• Input records:

•••

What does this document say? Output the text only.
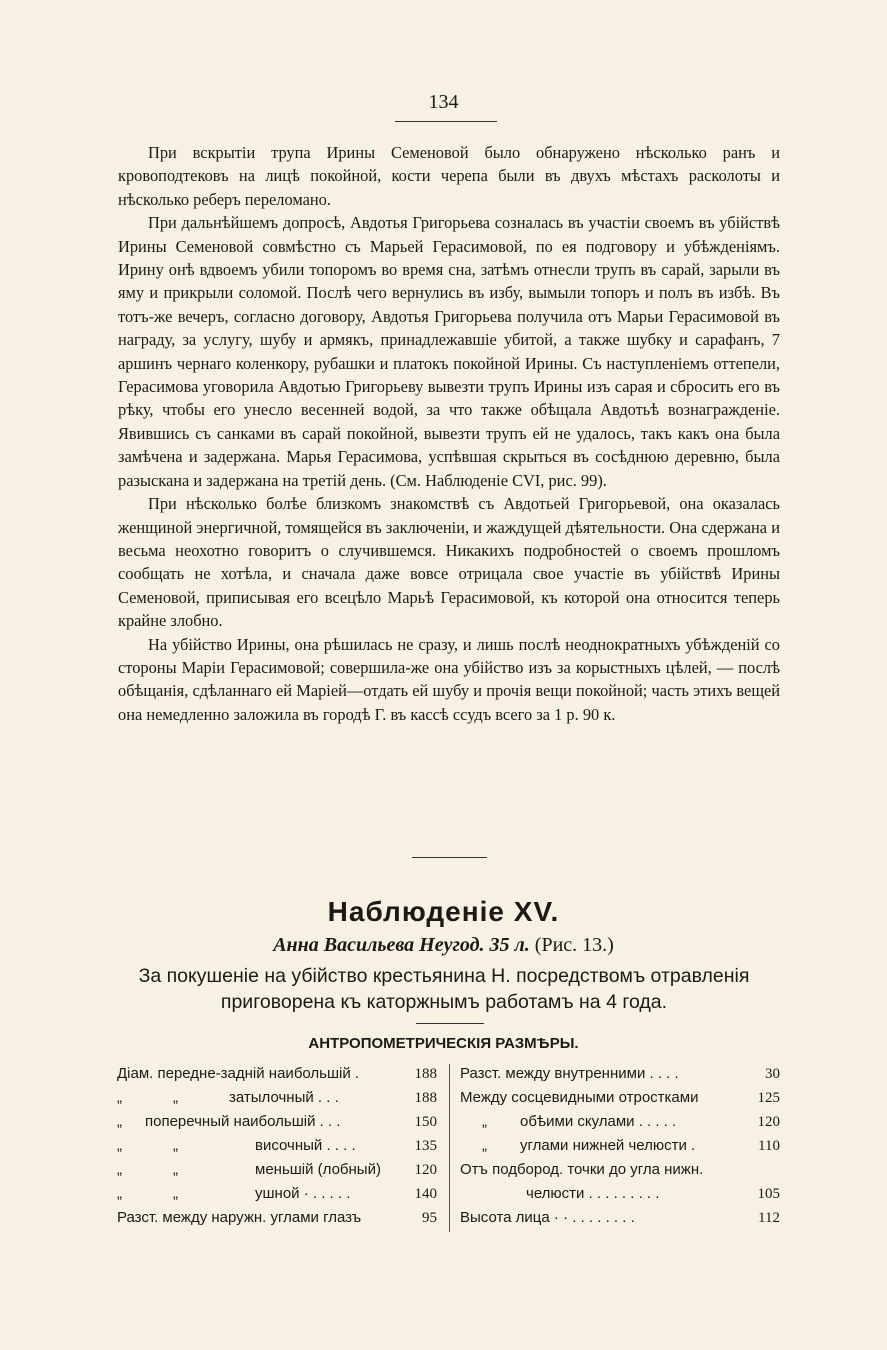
134

При вскрытіи трупа Ирины Семеновой было обнаружено нѣсколько ранъ и кровоподтековъ на лицѣ покойной, кости черепа были въ двухъ мѣстахъ расколоты и нѣсколько реберъ переломано.

При дальнѣйшемъ допросѣ, Авдотья Григорьева созналась въ участіи своемъ въ убійствѣ Ирины Семеновой совмѣстно съ Марьей Герасимовой, по ея подговору и убѣжденіямъ. Ирину онѣ вдвоемъ убили топоромъ во время сна, затѣмъ отнесли трупъ въ сарай, зарыли въ яму и прикрыли соломой. Послѣ чего вернулись въ избу, вымыли топоръ и полъ въ избѣ. Въ тотъ-же вечеръ, согласно договору, Авдотья Григорьева получила отъ Марьи Герасимовой въ награду, за услугу, шубу и армякъ, принадлежавшіе убитой, а также шубку и сарафанъ, 7 аршинъ чернаго коленкору, рубашки и платокъ покойной Ирины. Съ наступленіемъ оттепели, Герасимова уговорила Авдотью Григорьеву вывезти трупъ Ирины изъ сарая и сбросить его въ рѣку, чтобы его унесло весенней водой, за что также обѣщала Авдотьѣ вознагражденіе. Явившись съ санками въ сарай покойной, вывезти трупъ ей не удалось, такъ какъ она была замѣчена и задержана. Марья Герасимова, успѣвшая скрыться въ сосѣднюю деревню, была разыскана и задержана на третій день. (См. Наблюденіе CVI, рис. 99).

При нѣсколько болѣе близкомъ знакомствѣ съ Авдотьей Григорьевой, она оказалась женщиной энергичной, томящейся въ заключеніи, и жаждущей дѣятельности. Она сдержана и весьма неохотно говоритъ о случившемся. Никакихъ подробностей о своемъ прошломъ сообщать не хотѣла, и сначала даже вовсе отрицала свое участіе въ убійствѣ Ирины Семеновой, приписывая его всецѣло Марьѣ Герасимовой, къ которой она относится теперь крайне злобно.

На убійство Ирины, она рѣшилась не сразу, и лишь послѣ неоднократныхъ убѣжденій со стороны Маріи Герасимовой; совершила-же она убійство изъ за корыстныхъ цѣлей, — послѣ обѣщанія, сдѣланнаго ей Маріей—отдать ей шубу и прочія вещи покойной; часть этихъ вещей она немедленно заложила въ городѣ Г. въ кассѣ ссудъ всего за 1 р. 90 к.

Наблюденіе XV.
Анна Васильева Неугод. 35 л. (Рис. 13.)
За покушеніе на убійство крестьянина Н. посредствомъ отравленія приговорена къ каторжнымъ работамъ на 4 года.
АНТРОПОМЕТРИЧЕСКІЯ РАЗМѢРЫ.
Діам. передне-задній наибольшій .	188
„	„	затылочный . . .	188
„ поперечный наибольшій . . .	150
„	„	височный . . . .	135
„	„	меньшій (лобный)	120
„	„	ушной · . . . . .	140
Разст. между наружн. углами глазъ	95
Разст. между внутренними . . . .	30
Между сосцевидными отростками	125
„ обѣими скулами . . . . .	120
„ углами нижней челюсти .	110
Отъ подбород. точки до угла нижн.
челюсти . . . . . . . . .	105
Высота лица · · . . . . . . . .	112
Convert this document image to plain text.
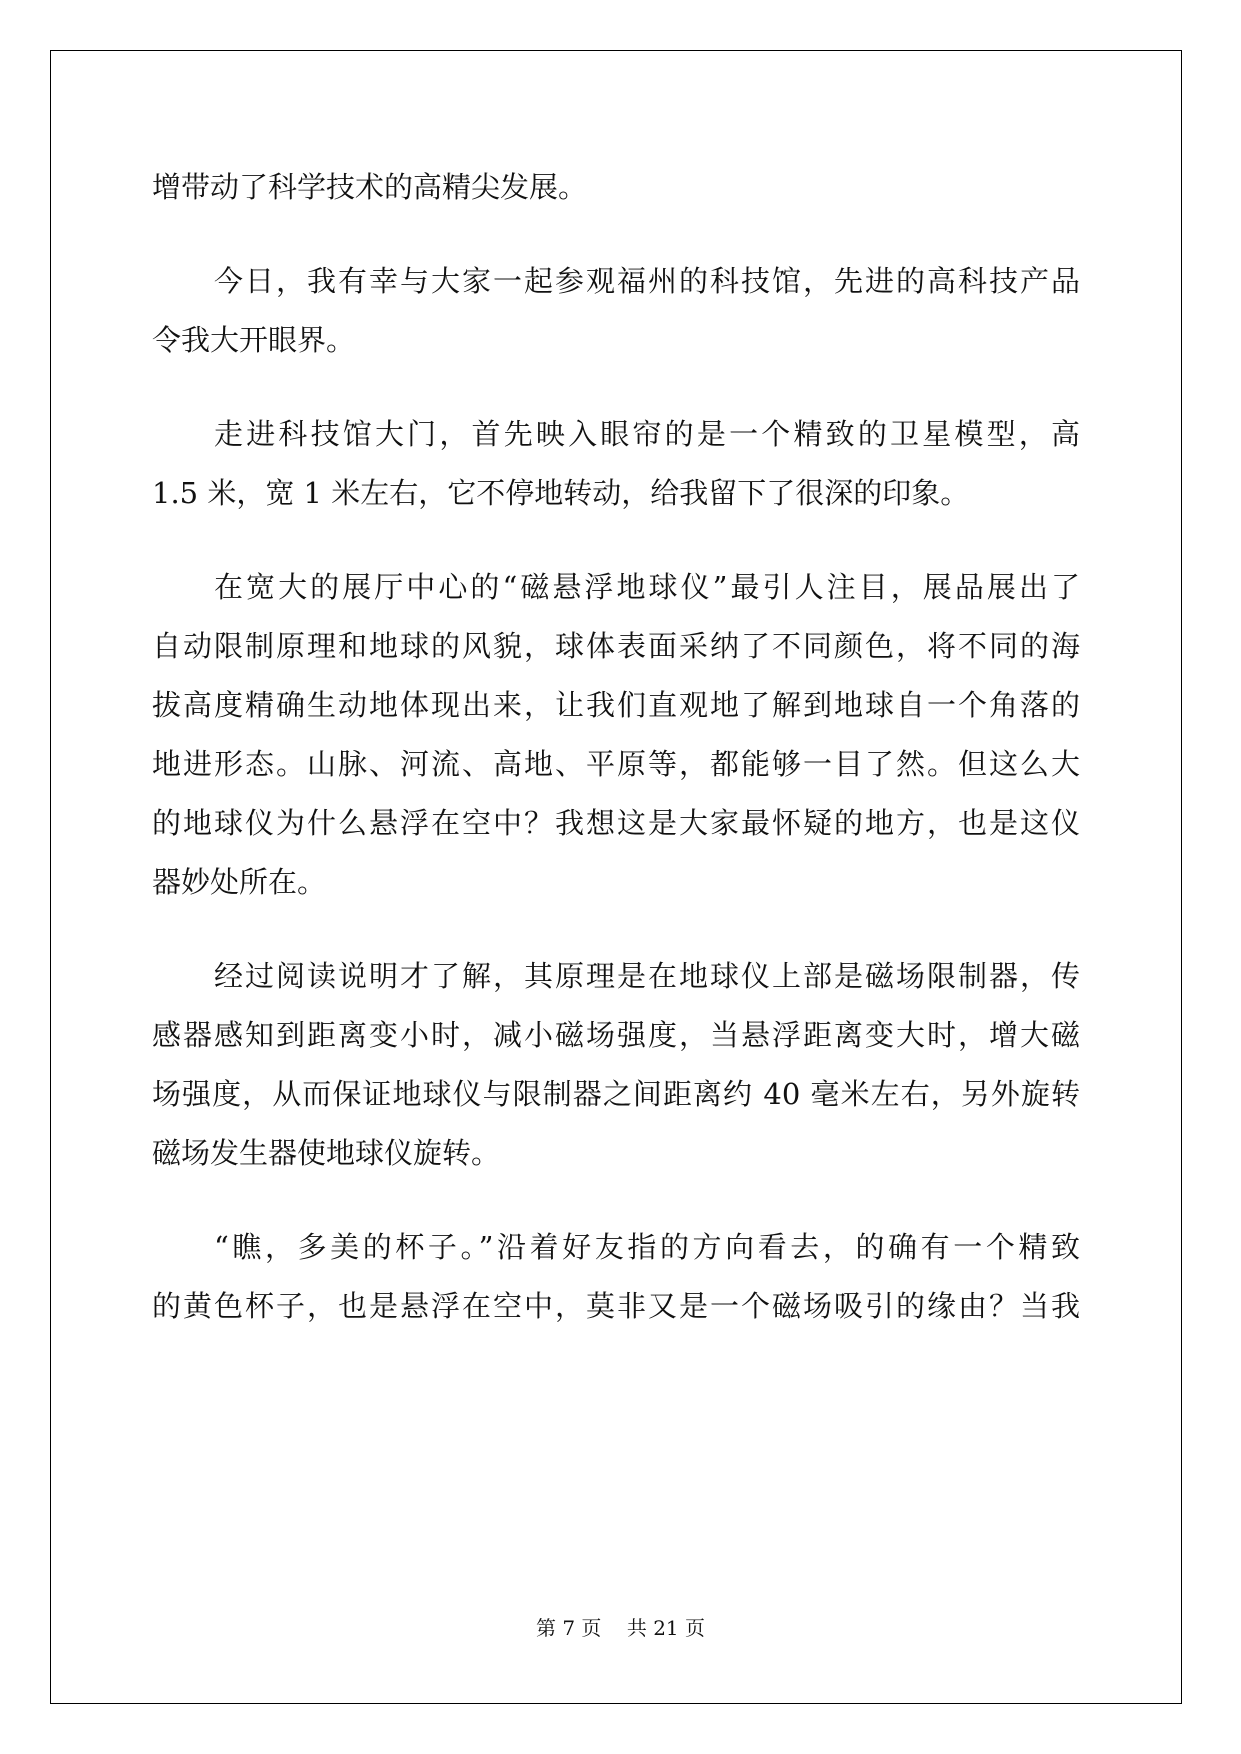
增带动了科学技术的高精尖发展。
今日，我有幸与大家一起参观福州的科技馆，先进的高科技产品
令我大开眼界。
走进科技馆大门，首先映入眼帘的是一个精致的卫星模型，高
1.5 米，宽 1 米左右，它不停地转动，给我留下了很深的印象。
在宽大的展厅中心的“磁悬浮地球仪”最引人注目，展品展出了
自动限制原理和地球的风貌，球体表面采纳了不同颜色，将不同的海
拔高度精确生动地体现出来，让我们直观地了解到地球自一个角落的
地进形态。山脉、河流、高地、平原等，都能够一目了然。但这么大
的地球仪为什么悬浮在空中？我想这是大家最怀疑的地方，也是这仪
器妙处所在。
经过阅读说明才了解，其原理是在地球仪上部是磁场限制器，传
感器感知到距离变小时，减小磁场强度，当悬浮距离变大时，增大磁
场强度，从而保证地球仪与限制器之间距离约 40 毫米左右，另外旋转
磁场发生器使地球仪旋转。
“瞧，多美的杯子。”沿着好友指的方向看去，的确有一个精致
的黄色杯子，也是悬浮在空中，莫非又是一个磁场吸引的缘由？当我
第 7 页    共 21 页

•••

• What to produce:
Using the listing above, pull out all lines that hold the word "Разст".

• Result below:
Разст. между наружн. углами глазъ	95
Разст. между внутренними . . . .	30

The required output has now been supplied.